YOUR OBJECTIVE
Output the line containing "What text is on this page?" and all subsequent lines of the listing below, copied exactly, with no other lines.

LISTING
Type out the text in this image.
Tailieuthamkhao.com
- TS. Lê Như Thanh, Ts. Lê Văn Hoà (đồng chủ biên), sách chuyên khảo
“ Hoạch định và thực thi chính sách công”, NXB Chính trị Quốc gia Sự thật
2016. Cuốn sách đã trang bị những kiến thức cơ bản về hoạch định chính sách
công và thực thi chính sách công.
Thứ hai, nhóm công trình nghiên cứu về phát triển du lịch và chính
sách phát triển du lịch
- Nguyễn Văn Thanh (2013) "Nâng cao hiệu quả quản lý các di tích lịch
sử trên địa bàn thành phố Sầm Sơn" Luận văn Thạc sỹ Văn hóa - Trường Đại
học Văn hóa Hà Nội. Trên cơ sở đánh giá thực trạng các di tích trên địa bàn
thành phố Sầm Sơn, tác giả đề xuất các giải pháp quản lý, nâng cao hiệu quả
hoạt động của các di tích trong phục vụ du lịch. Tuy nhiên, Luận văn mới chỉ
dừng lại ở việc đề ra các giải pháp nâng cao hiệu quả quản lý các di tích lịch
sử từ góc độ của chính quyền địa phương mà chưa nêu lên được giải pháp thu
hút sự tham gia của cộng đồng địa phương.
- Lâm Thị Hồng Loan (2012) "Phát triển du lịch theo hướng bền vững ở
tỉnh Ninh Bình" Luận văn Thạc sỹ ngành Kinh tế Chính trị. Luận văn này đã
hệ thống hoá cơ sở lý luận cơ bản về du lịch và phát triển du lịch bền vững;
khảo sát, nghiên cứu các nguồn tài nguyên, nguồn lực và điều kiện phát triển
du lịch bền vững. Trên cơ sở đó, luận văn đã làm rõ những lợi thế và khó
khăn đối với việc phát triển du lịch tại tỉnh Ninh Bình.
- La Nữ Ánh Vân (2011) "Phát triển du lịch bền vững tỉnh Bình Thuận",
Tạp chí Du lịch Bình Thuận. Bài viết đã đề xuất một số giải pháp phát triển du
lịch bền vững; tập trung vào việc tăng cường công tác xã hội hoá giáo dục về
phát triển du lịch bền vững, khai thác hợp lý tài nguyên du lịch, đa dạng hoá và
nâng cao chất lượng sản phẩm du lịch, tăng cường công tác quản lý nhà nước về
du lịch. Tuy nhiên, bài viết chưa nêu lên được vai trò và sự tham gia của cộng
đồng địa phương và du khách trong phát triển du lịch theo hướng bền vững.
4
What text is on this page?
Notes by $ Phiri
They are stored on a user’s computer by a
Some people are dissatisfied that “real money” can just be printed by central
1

WORKED SOLUTION
What text is on this page?
Notes by $ Phiri
They are stored on a user’s computer by a
Some people are dissatisfied that “real money” can just be printed by central
1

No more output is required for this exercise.